--- start of Records ---

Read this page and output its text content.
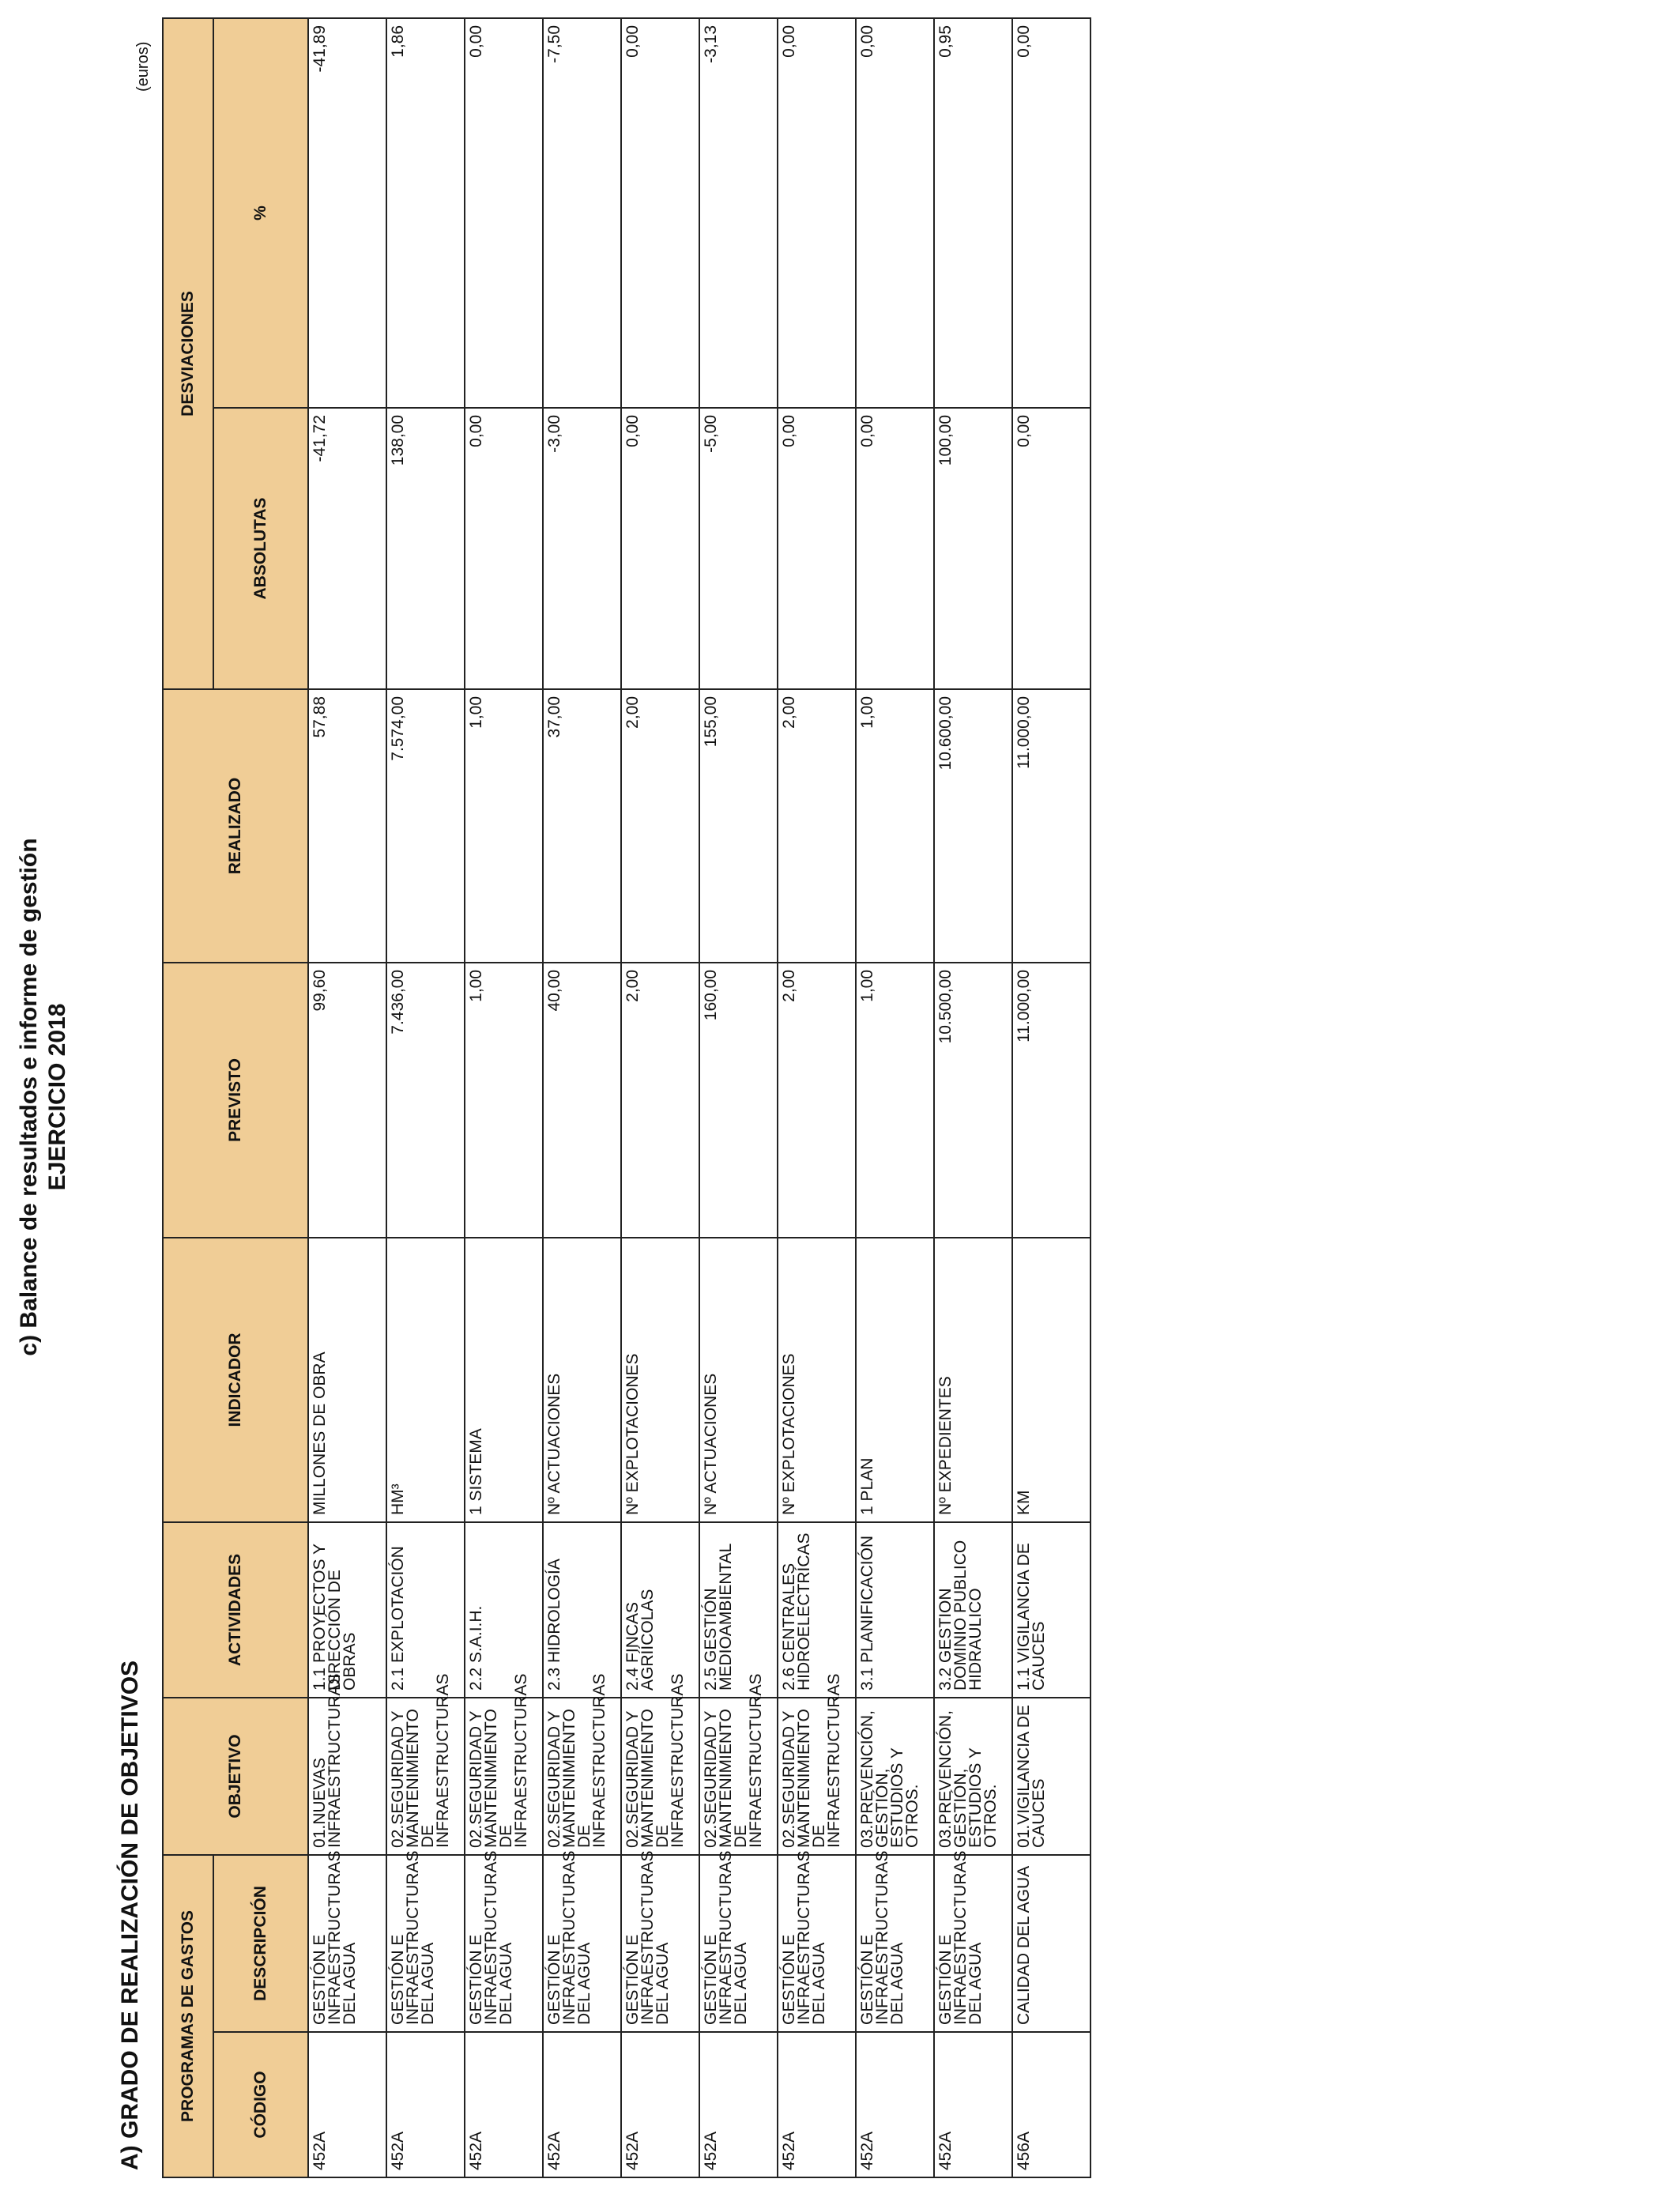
c) Balance de resultados e informe de gestión EJERCICIO 2018
A) GRADO DE REALIZACIÓN DE OBJETIVOS
(euros)
PROGRAMAS DE GASTOS		OBJETIVO	ACTIVIDADES	INDICADOR	PREVISTO	REALIZADO	DESVIACIONES	
CÓDIGO	DESCRIPCIÓN						ABSOLUTAS	%
452A	GESTIÓN E INFRAESTRUCTURAS DEL AGUA	01.NUEVAS INFRAESTRUCTURAS	1.1 PROYECTOS Y DIRECCIÓN DE OBRAS	MILLONES DE OBRA	99,60	57,88	-41,72	-41,89
452A	GESTIÓN E INFRAESTRUCTURAS DEL AGUA	02.SEGURIDAD Y MANTENIMIENTO DE INFRAESTRUCTURAS	2.1 EXPLOTACIÓN	HM³	7.436,00	7.574,00	138,00	1,86
452A	GESTIÓN E INFRAESTRUCTURAS DEL AGUA	02.SEGURIDAD Y MANTENIMIENTO DE INFRAESTRUCTURAS	2.2 S.A.I.H.	1 SISTEMA	1,00	1,00	0,00	0,00
452A	GESTIÓN E INFRAESTRUCTURAS DEL AGUA	02.SEGURIDAD Y MANTENIMIENTO DE INFRAESTRUCTURAS	2.3 HIDROLOGÍA	Nº ACTUACIONES	40,00	37,00	-3,00	-7,50
452A	GESTIÓN E INFRAESTRUCTURAS DEL AGUA	02.SEGURIDAD Y MANTENIMIENTO DE INFRAESTRUCTURAS	2.4 FINCAS AGRÍÍCOLAS	Nº EXPLOTACIONES	2,00	2,00	0,00	0,00
452A	GESTIÓN E INFRAESTRUCTURAS DEL AGUA	02.SEGURIDAD Y MANTENIMIENTO DE INFRAESTRUCTURAS	2.5 GESTIÓN MEDIOAMBIENTAL	Nº ACTUACIONES	160,00	155,00	-5,00	-3,13
452A	GESTIÓN E INFRAESTRUCTURAS DEL AGUA	02.SEGURIDAD Y MANTENIMIENTO DE INFRAESTRUCTURAS	2.6 CENTRALES HIDROELECTRÍCAS	Nº EXPLOTACIONES	2,00	2,00	0,00	0,00
452A	GESTIÓN E INFRAESTRUCTURAS DEL AGUA	03.PREVENCIÓN, GESTIÓN, ESTUDIOS Y OTROS.	3.1 PLANIFICACIÓN	1 PLAN	1,00	1,00	0,00	0,00
452A	GESTIÓN E INFRAESTRUCTURAS DEL AGUA	03.PREVENCIÓN, GESTIÓN, ESTUDIOS Y OTROS.	3.2 GESTION DOMINIO PUBLICO HIDRAULICO	Nº EXPEDIENTES	10.500,00	10.600,00	100,00	0,95
456A	CALIDAD DEL AGUA	01.VIGILANCIA DE CAUCES	1.1 VIGILANCIA DE CAUCES	KM	11.000,00	11.000,00	0,00	0,00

--- end of Records ---

Stated problem ▸
Search the listing for the string "OTROS". Copy each line where it turns up.

Solution to this task ▸
452A	GESTIÓN E INFRAESTRUCTURAS DEL AGUA	03.PREVENCIÓN, GESTIÓN, ESTUDIOS Y OTROS.	3.1 PLANIFICACIÓN	1 PLAN	1,00	1,00	0,00	0,00
452A	GESTIÓN E INFRAESTRUCTURAS DEL AGUA	03.PREVENCIÓN, GESTIÓN, ESTUDIOS Y OTROS.	3.2 GESTION DOMINIO PUBLICO HIDRAULICO	Nº EXPEDIENTES	10.500,00	10.600,00	100,00	0,95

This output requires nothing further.